Copy all records verbatim.

___ Available records ___

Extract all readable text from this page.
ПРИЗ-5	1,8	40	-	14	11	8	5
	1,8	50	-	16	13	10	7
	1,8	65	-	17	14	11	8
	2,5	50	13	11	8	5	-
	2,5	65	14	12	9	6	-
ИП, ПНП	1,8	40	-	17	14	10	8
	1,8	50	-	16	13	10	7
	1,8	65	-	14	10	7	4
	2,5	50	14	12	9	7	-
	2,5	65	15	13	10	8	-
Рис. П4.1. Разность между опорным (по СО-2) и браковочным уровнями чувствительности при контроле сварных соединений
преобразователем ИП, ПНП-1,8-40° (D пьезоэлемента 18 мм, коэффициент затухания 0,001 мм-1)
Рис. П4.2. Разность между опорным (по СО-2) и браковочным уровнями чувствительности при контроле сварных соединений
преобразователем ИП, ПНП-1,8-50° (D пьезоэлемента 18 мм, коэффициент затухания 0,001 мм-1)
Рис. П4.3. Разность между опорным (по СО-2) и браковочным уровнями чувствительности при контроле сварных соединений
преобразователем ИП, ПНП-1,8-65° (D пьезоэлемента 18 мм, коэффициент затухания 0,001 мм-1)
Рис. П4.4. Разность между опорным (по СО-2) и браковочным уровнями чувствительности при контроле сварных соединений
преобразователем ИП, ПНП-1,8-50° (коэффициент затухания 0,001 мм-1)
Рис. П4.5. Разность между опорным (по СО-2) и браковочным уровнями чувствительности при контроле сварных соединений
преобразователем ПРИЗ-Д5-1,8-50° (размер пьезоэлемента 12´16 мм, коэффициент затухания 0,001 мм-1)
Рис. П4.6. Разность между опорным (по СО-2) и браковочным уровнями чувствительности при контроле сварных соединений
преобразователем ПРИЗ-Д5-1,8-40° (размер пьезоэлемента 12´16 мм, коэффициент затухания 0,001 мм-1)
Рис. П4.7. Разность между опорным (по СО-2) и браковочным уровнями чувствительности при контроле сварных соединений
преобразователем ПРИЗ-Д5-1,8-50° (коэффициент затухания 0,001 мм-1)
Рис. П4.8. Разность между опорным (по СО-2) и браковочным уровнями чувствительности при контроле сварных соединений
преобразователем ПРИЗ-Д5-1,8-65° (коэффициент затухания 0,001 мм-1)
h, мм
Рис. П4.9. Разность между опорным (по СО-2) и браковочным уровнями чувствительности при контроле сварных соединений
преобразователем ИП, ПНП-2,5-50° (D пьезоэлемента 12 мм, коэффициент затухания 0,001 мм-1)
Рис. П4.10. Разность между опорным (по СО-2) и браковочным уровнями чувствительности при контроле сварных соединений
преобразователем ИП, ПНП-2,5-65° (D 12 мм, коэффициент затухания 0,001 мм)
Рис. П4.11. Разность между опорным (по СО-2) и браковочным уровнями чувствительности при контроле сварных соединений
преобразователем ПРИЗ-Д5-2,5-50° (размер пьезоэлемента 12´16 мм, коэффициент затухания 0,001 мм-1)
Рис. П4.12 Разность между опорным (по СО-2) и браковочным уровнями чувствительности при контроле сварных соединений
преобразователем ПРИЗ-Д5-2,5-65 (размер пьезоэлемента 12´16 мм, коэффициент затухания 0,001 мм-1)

___

*Right answer*:
Extract all readable text from this page.
ПРИЗ-5	1,8	40	-	14	11	8	5
	1,8	50	-	16	13	10	7
	1,8	65	-	17	14	11	8
	2,5	50	13	11	8	5	-
	2,5	65	14	12	9	6	-
ИП, ПНП	1,8	40	-	17	14	10	8
	1,8	50	-	16	13	10	7
	1,8	65	-	14	10	7	4
	2,5	50	14	12	9	7	-
	2,5	65	15	13	10	8	-
Рис. П4.1. Разность между опорным (по СО-2) и браковочным уровнями чувствительности при контроле сварных соединений
преобразователем ИП, ПНП-1,8-40° (D пьезоэлемента 18 мм, коэффициент затухания 0,001 мм-1)
Рис. П4.2. Разность между опорным (по СО-2) и браковочным уровнями чувствительности при контроле сварных соединений
преобразователем ИП, ПНП-1,8-50° (D пьезоэлемента 18 мм, коэффициент затухания 0,001 мм-1)
Рис. П4.3. Разность между опорным (по СО-2) и браковочным уровнями чувствительности при контроле сварных соединений
преобразователем ИП, ПНП-1,8-65° (D пьезоэлемента 18 мм, коэффициент затухания 0,001 мм-1)
Рис. П4.4. Разность между опорным (по СО-2) и браковочным уровнями чувствительности при контроле сварных соединений
преобразователем ИП, ПНП-1,8-50° (коэффициент затухания 0,001 мм-1)
Рис. П4.5. Разность между опорным (по СО-2) и браковочным уровнями чувствительности при контроле сварных соединений
преобразователем ПРИЗ-Д5-1,8-50° (размер пьезоэлемента 12´16 мм, коэффициент затухания 0,001 мм-1)
Рис. П4.6. Разность между опорным (по СО-2) и браковочным уровнями чувствительности при контроле сварных соединений
преобразователем ПРИЗ-Д5-1,8-40° (размер пьезоэлемента 12´16 мм, коэффициент затухания 0,001 мм-1)
Рис. П4.7. Разность между опорным (по СО-2) и браковочным уровнями чувствительности при контроле сварных соединений
преобразователем ПРИЗ-Д5-1,8-50° (коэффициент затухания 0,001 мм-1)
Рис. П4.8. Разность между опорным (по СО-2) и браковочным уровнями чувствительности при контроле сварных соединений
преобразователем ПРИЗ-Д5-1,8-65° (коэффициент затухания 0,001 мм-1)
h, мм
Рис. П4.9. Разность между опорным (по СО-2) и браковочным уровнями чувствительности при контроле сварных соединений
преобразователем ИП, ПНП-2,5-50° (D пьезоэлемента 12 мм, коэффициент затухания 0,001 мм-1)
Рис. П4.10. Разность между опорным (по СО-2) и браковочным уровнями чувствительности при контроле сварных соединений
преобразователем ИП, ПНП-2,5-65° (D 12 мм, коэффициент затухания 0,001 мм)
Рис. П4.11. Разность между опорным (по СО-2) и браковочным уровнями чувствительности при контроле сварных соединений
преобразователем ПРИЗ-Д5-2,5-50° (размер пьезоэлемента 12´16 мм, коэффициент затухания 0,001 мм-1)
Рис. П4.12 Разность между опорным (по СО-2) и браковочным уровнями чувствительности при контроле сварных соединений
преобразователем ПРИЗ-Д5-2,5-65 (размер пьезоэлемента 12´16 мм, коэффициент затухания 0,001 мм-1)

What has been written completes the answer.